-- begin Data supplied --
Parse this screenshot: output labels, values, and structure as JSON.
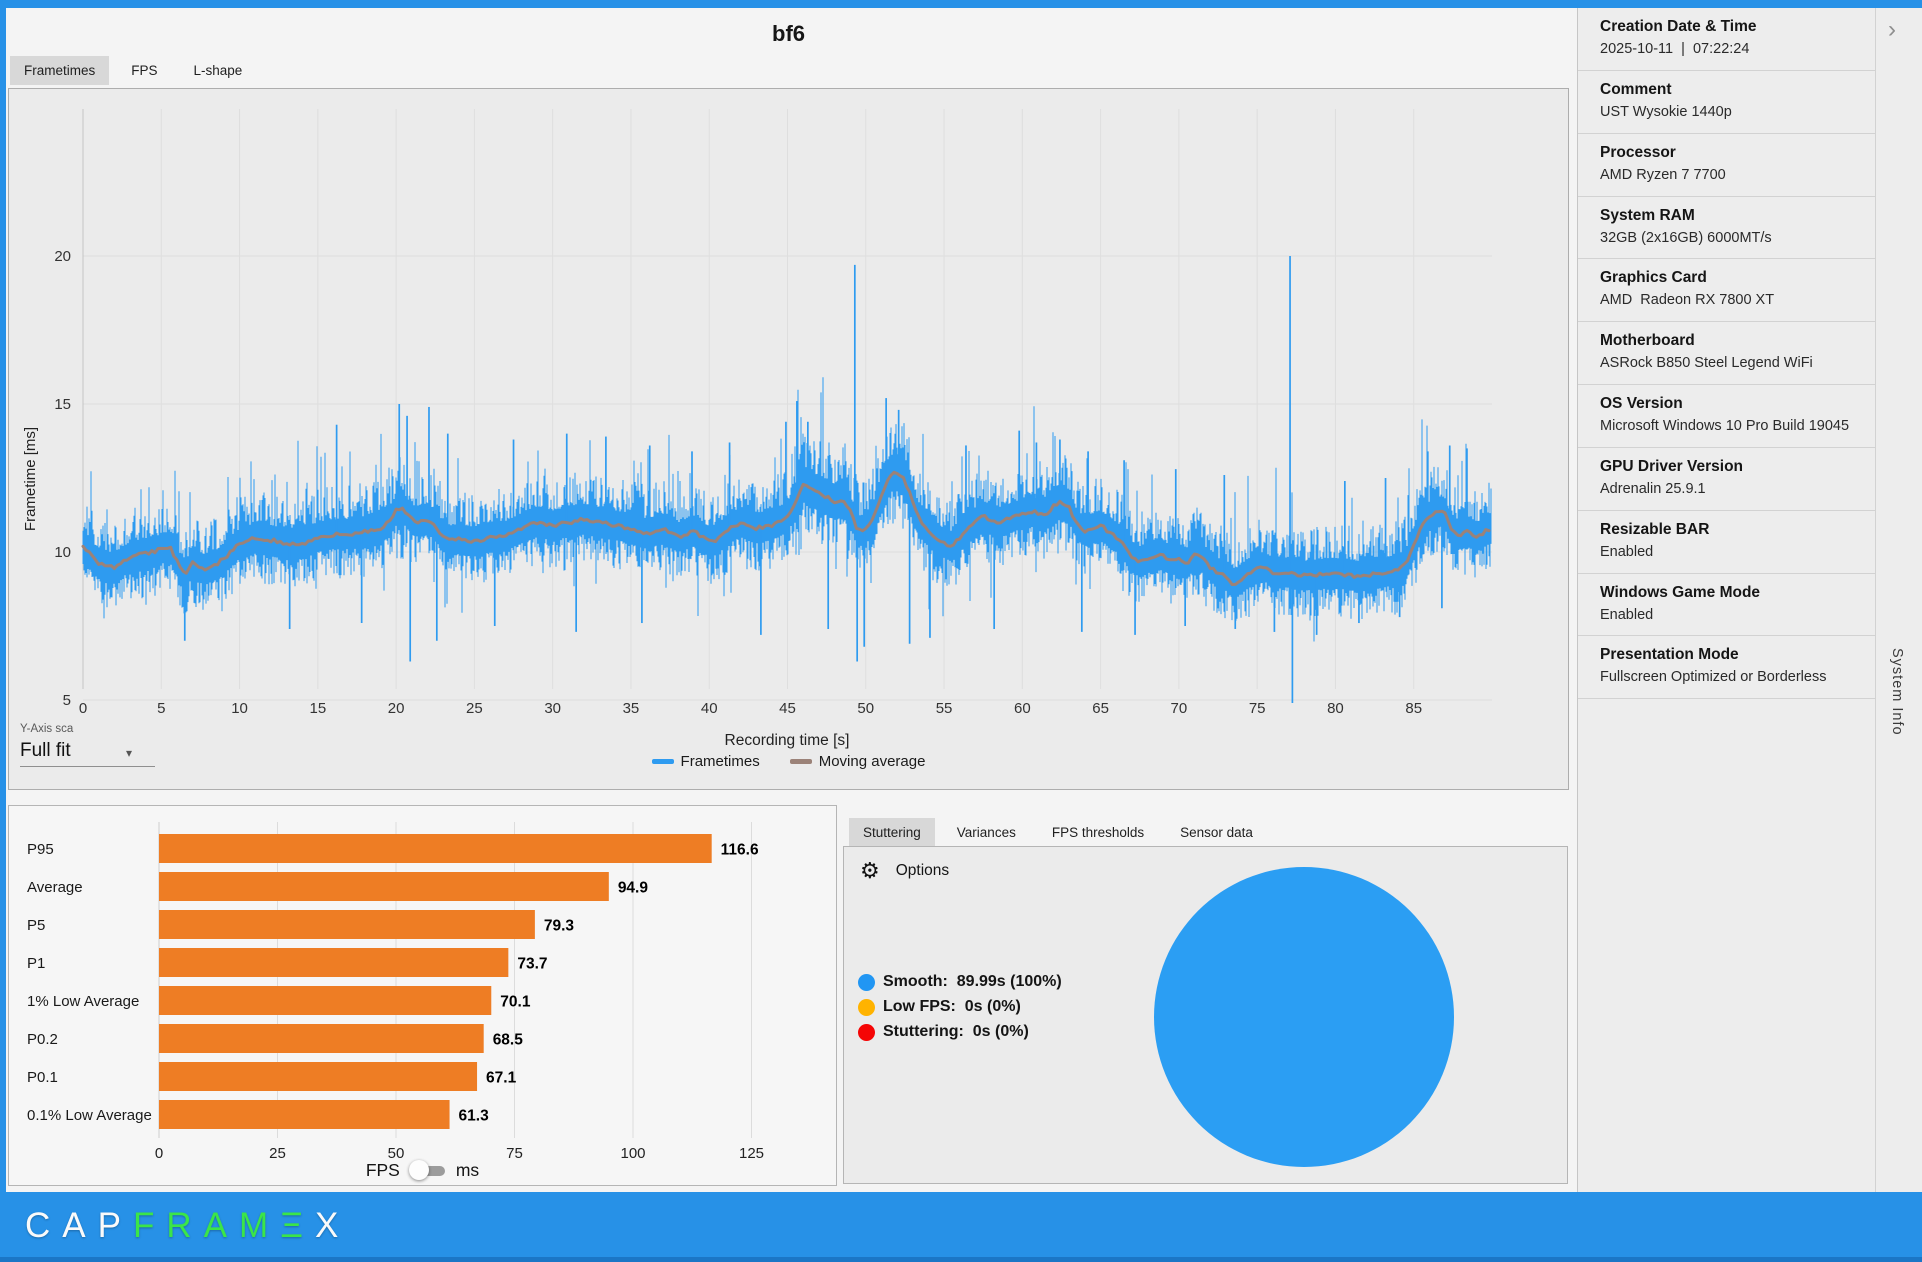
{
  "colors": {
    "accent_blue": "#2791E7",
    "frametime_blue": "#2E9BF0",
    "moving_avg_brown": "#9B8278",
    "bar_orange": "#EE7D24",
    "pie_blue": "#2B9EF3"
  },
  "header": {
    "title": "bf6",
    "tabs": [
      "Frametimes",
      "FPS",
      "L-shape"
    ],
    "selected_tab": "Frametimes"
  },
  "frametime_panel": {
    "y_axis_scale_label": "Y-Axis sca",
    "y_axis_scale_value": "Full fit",
    "legend": [
      {
        "label": "Frametimes",
        "color": "#2E9BF0"
      },
      {
        "label": "Moving average",
        "color": "#9B8278"
      }
    ]
  },
  "bottom_left": {
    "toggle": {
      "left_label": "FPS",
      "right_label": "ms",
      "state": "FPS"
    }
  },
  "stutter_panel": {
    "tabs": [
      "Stuttering",
      "Variances",
      "FPS thresholds",
      "Sensor data"
    ],
    "selected_tab": "Stuttering",
    "options_label": "Options",
    "legend": [
      {
        "label": "Smooth:",
        "value": "89.99s (100%)",
        "color": "#2196F3"
      },
      {
        "label": "Low FPS:",
        "value": "0s (0%)",
        "color": "#FFB300"
      },
      {
        "label": "Stuttering:",
        "value": "0s (0%)",
        "color": "#F50505"
      }
    ]
  },
  "sidebar": {
    "panel_label": "System Info",
    "chevron": "›",
    "items": [
      {
        "title": "Creation Date & Time",
        "value": "2025-10-11  |  07:22:24"
      },
      {
        "title": "Comment",
        "value": "UST Wysokie 1440p"
      },
      {
        "title": "Processor",
        "value": "AMD Ryzen 7 7700"
      },
      {
        "title": "System RAM",
        "value": "32GB (2x16GB) 6000MT/s"
      },
      {
        "title": "Graphics Card",
        "value": "AMD  Radeon RX 7800 XT"
      },
      {
        "title": "Motherboard",
        "value": "ASRock B850 Steel Legend WiFi"
      },
      {
        "title": "OS Version",
        "value": "Microsoft Windows 10 Pro Build 19045"
      },
      {
        "title": "GPU Driver Version",
        "value": "Adrenalin 25.9.1"
      },
      {
        "title": "Resizable BAR",
        "value": "Enabled"
      },
      {
        "title": "Windows Game Mode",
        "value": "Enabled"
      },
      {
        "title": "Presentation Mode",
        "value": "Fullscreen Optimized or Borderless"
      }
    ]
  },
  "footer": {
    "letters": [
      {
        "ch": "C",
        "color": "#FAFAFA"
      },
      {
        "ch": "A",
        "color": "#FAFAFA"
      },
      {
        "ch": "P",
        "color": "#FAFAFA"
      },
      {
        "ch": "F",
        "color": "#3BE549"
      },
      {
        "ch": "R",
        "color": "#3BE549"
      },
      {
        "ch": "A",
        "color": "#3BE549"
      },
      {
        "ch": "M",
        "color": "#3BE549"
      },
      {
        "ch": "Ξ",
        "color": "#3BE549"
      },
      {
        "ch": "X",
        "color": "#FAFAFA"
      }
    ]
  },
  "chart_data": [
    {
      "type": "line",
      "title": "bf6",
      "xlabel": "Recording time [s]",
      "ylabel": "Frametime [ms]",
      "xlim": [
        0,
        90
      ],
      "end_time_s": 89.99,
      "xticks": [
        0,
        5,
        10,
        15,
        20,
        25,
        30,
        35,
        40,
        45,
        50,
        55,
        60,
        65,
        70,
        75,
        80,
        85
      ],
      "yticks": [
        5,
        10,
        15,
        20
      ],
      "grid": true,
      "legend_position": "bottom-center",
      "series": [
        {
          "name": "Frametimes",
          "color": "#2E9BF0",
          "style": "noisy-band",
          "band_halfwidth_ms": 1.3,
          "noise_seed": 1337,
          "spikes_up": [
            [
              16.2,
              14.3
            ],
            [
              20.2,
              15.0
            ],
            [
              20.7,
              14.6
            ],
            [
              22.1,
              14.9
            ],
            [
              23.3,
              14.0
            ],
            [
              27.5,
              13.8
            ],
            [
              30.9,
              14.0
            ],
            [
              33.4,
              13.9
            ],
            [
              36.2,
              13.6
            ],
            [
              38.9,
              13.4
            ],
            [
              41.3,
              13.7
            ],
            [
              44.9,
              14.4
            ],
            [
              45.6,
              15.1
            ],
            [
              46.3,
              14.4
            ],
            [
              49.3,
              19.7
            ],
            [
              51.3,
              15.2
            ],
            [
              52.1,
              14.8
            ],
            [
              56.4,
              13.6
            ],
            [
              59.8,
              14.1
            ],
            [
              60.9,
              13.7
            ],
            [
              62.4,
              13.8
            ],
            [
              64.2,
              13.4
            ],
            [
              66.5,
              13.1
            ],
            [
              69.8,
              12.8
            ],
            [
              72.9,
              12.6
            ],
            [
              77.1,
              20.0
            ],
            [
              80.6,
              12.4
            ],
            [
              83.2,
              12.5
            ],
            [
              85.9,
              13.4
            ],
            [
              87.3,
              13.6
            ],
            [
              88.4,
              13.5
            ]
          ],
          "spikes_down": [
            [
              6.5,
              7.0
            ],
            [
              13.2,
              7.4
            ],
            [
              17.8,
              7.6
            ],
            [
              20.9,
              6.3
            ],
            [
              22.6,
              7.0
            ],
            [
              26.3,
              7.5
            ],
            [
              31.5,
              7.3
            ],
            [
              35.7,
              7.6
            ],
            [
              43.3,
              7.2
            ],
            [
              47.6,
              7.4
            ],
            [
              49.45,
              6.3
            ],
            [
              49.9,
              6.8
            ],
            [
              52.8,
              6.9
            ],
            [
              54.1,
              7.1
            ],
            [
              58.2,
              7.4
            ],
            [
              63.8,
              7.3
            ],
            [
              67.2,
              7.2
            ],
            [
              70.4,
              7.5
            ],
            [
              73.6,
              7.4
            ],
            [
              76.1,
              7.3
            ],
            [
              77.25,
              4.9
            ],
            [
              78.8,
              7.2
            ],
            [
              81.5,
              7.6
            ],
            [
              84.1,
              7.8
            ],
            [
              86.8,
              8.1
            ]
          ]
        },
        {
          "name": "Moving average",
          "color": "#9B8278",
          "points": [
            [
              0,
              10.15
            ],
            [
              0.5,
              9.9
            ],
            [
              1,
              9.6
            ],
            [
              1.5,
              9.5
            ],
            [
              2,
              9.5
            ],
            [
              2.5,
              9.65
            ],
            [
              3,
              9.85
            ],
            [
              3.5,
              9.9
            ],
            [
              4,
              9.95
            ],
            [
              4.5,
              10.0
            ],
            [
              5,
              10.1
            ],
            [
              5.5,
              10.2
            ],
            [
              6,
              9.7
            ],
            [
              6.3,
              9.3
            ],
            [
              6.7,
              9.35
            ],
            [
              7,
              9.7
            ],
            [
              7.4,
              9.5
            ],
            [
              7.8,
              9.4
            ],
            [
              8.2,
              9.5
            ],
            [
              8.6,
              9.6
            ],
            [
              9,
              9.8
            ],
            [
              9.5,
              10.0
            ],
            [
              10,
              10.3
            ],
            [
              10.5,
              10.4
            ],
            [
              11,
              10.45
            ],
            [
              12,
              10.4
            ],
            [
              13,
              10.3
            ],
            [
              14,
              10.25
            ],
            [
              15,
              10.5
            ],
            [
              16,
              10.6
            ],
            [
              17,
              10.6
            ],
            [
              18,
              10.7
            ],
            [
              19,
              10.8
            ],
            [
              19.5,
              11.0
            ],
            [
              20,
              11.4
            ],
            [
              20.4,
              11.5
            ],
            [
              21,
              11.1
            ],
            [
              21.5,
              11.0
            ],
            [
              22,
              11.1
            ],
            [
              22.5,
              10.9
            ],
            [
              23,
              10.5
            ],
            [
              23.5,
              10.4
            ],
            [
              24,
              10.45
            ],
            [
              25,
              10.35
            ],
            [
              26,
              10.5
            ],
            [
              27,
              10.55
            ],
            [
              28,
              10.8
            ],
            [
              29,
              11.0
            ],
            [
              30,
              10.9
            ],
            [
              31,
              11.0
            ],
            [
              32,
              11.1
            ],
            [
              33,
              11.0
            ],
            [
              34,
              10.9
            ],
            [
              35,
              10.8
            ],
            [
              36,
              10.6
            ],
            [
              37,
              10.8
            ],
            [
              38,
              10.5
            ],
            [
              39,
              10.7
            ],
            [
              40,
              10.35
            ],
            [
              40.5,
              10.4
            ],
            [
              41,
              10.7
            ],
            [
              42,
              11.0
            ],
            [
              43,
              10.8
            ],
            [
              44,
              10.9
            ],
            [
              45,
              11.2
            ],
            [
              45.5,
              11.6
            ],
            [
              46,
              12.3
            ],
            [
              46.5,
              12.1
            ],
            [
              47,
              12.0
            ],
            [
              47.5,
              11.85
            ],
            [
              48,
              11.7
            ],
            [
              48.5,
              11.8
            ],
            [
              49,
              11.4
            ],
            [
              49.5,
              10.7
            ],
            [
              50,
              10.8
            ],
            [
              50.5,
              11.2
            ],
            [
              51,
              11.9
            ],
            [
              51.5,
              12.6
            ],
            [
              52,
              12.7
            ],
            [
              52.5,
              12.4
            ],
            [
              53,
              11.7
            ],
            [
              53.5,
              11.0
            ],
            [
              54,
              10.7
            ],
            [
              54.5,
              10.4
            ],
            [
              55,
              10.3
            ],
            [
              55.5,
              10.2
            ],
            [
              56,
              10.5
            ],
            [
              56.5,
              10.8
            ],
            [
              57,
              11.0
            ],
            [
              57.5,
              11.2
            ],
            [
              58,
              11.1
            ],
            [
              58.5,
              11.0
            ],
            [
              59,
              11.1
            ],
            [
              59.5,
              11.2
            ],
            [
              60,
              11.3
            ],
            [
              60.5,
              11.4
            ],
            [
              61,
              11.3
            ],
            [
              61.5,
              11.2
            ],
            [
              62,
              11.6
            ],
            [
              62.5,
              11.7
            ],
            [
              63,
              11.5
            ],
            [
              63.5,
              10.9
            ],
            [
              64,
              10.7
            ],
            [
              64.5,
              10.8
            ],
            [
              65,
              10.9
            ],
            [
              65.5,
              10.7
            ],
            [
              66,
              10.5
            ],
            [
              66.5,
              10.3
            ],
            [
              67,
              9.8
            ],
            [
              67.5,
              9.7
            ],
            [
              68,
              9.8
            ],
            [
              68.5,
              9.9
            ],
            [
              69,
              9.9
            ],
            [
              69.5,
              9.7
            ],
            [
              70,
              9.8
            ],
            [
              70.5,
              9.6
            ],
            [
              71,
              9.9
            ],
            [
              71.5,
              9.8
            ],
            [
              72,
              9.5
            ],
            [
              72.5,
              9.3
            ],
            [
              73,
              9.2
            ],
            [
              73.5,
              8.9
            ],
            [
              74,
              9.1
            ],
            [
              74.5,
              9.3
            ],
            [
              75,
              9.45
            ],
            [
              75.5,
              9.5
            ],
            [
              76,
              9.3
            ],
            [
              77,
              9.3
            ],
            [
              78,
              9.2
            ],
            [
              79,
              9.25
            ],
            [
              80,
              9.3
            ],
            [
              81,
              9.2
            ],
            [
              82,
              9.2
            ],
            [
              83,
              9.3
            ],
            [
              84,
              9.4
            ],
            [
              84.5,
              9.6
            ],
            [
              85,
              10.2
            ],
            [
              85.5,
              10.9
            ],
            [
              86,
              11.2
            ],
            [
              86.5,
              11.4
            ],
            [
              87,
              11.3
            ],
            [
              87.5,
              10.65
            ],
            [
              88,
              10.6
            ],
            [
              88.5,
              10.7
            ],
            [
              89,
              10.5
            ],
            [
              89.9,
              10.8
            ]
          ]
        }
      ]
    },
    {
      "type": "bar",
      "orientation": "horizontal",
      "unit": "FPS",
      "categories": [
        "P95",
        "Average",
        "P5",
        "P1",
        "1% Low Average",
        "P0.2",
        "P0.1",
        "0.1% Low Average"
      ],
      "values": [
        116.6,
        94.9,
        79.3,
        73.7,
        70.1,
        68.5,
        67.1,
        61.3
      ],
      "bar_color": "#EE7D24",
      "xticks": [
        0,
        25,
        50,
        75,
        100,
        125
      ],
      "xlim": [
        0,
        140
      ],
      "grid": true
    },
    {
      "type": "pie",
      "slices": [
        {
          "label": "Smooth",
          "seconds": 89.99,
          "percent": 100,
          "color": "#2B9EF3"
        },
        {
          "label": "Low FPS",
          "seconds": 0,
          "percent": 0,
          "color": "#FFB300"
        },
        {
          "label": "Stuttering",
          "seconds": 0,
          "percent": 0,
          "color": "#F50505"
        }
      ]
    }
  ]
}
-- end Data supplied --
- Problem: How many lines in the records above contain the word "Windows"? Reply with the number and nothing more.

- Response below: 2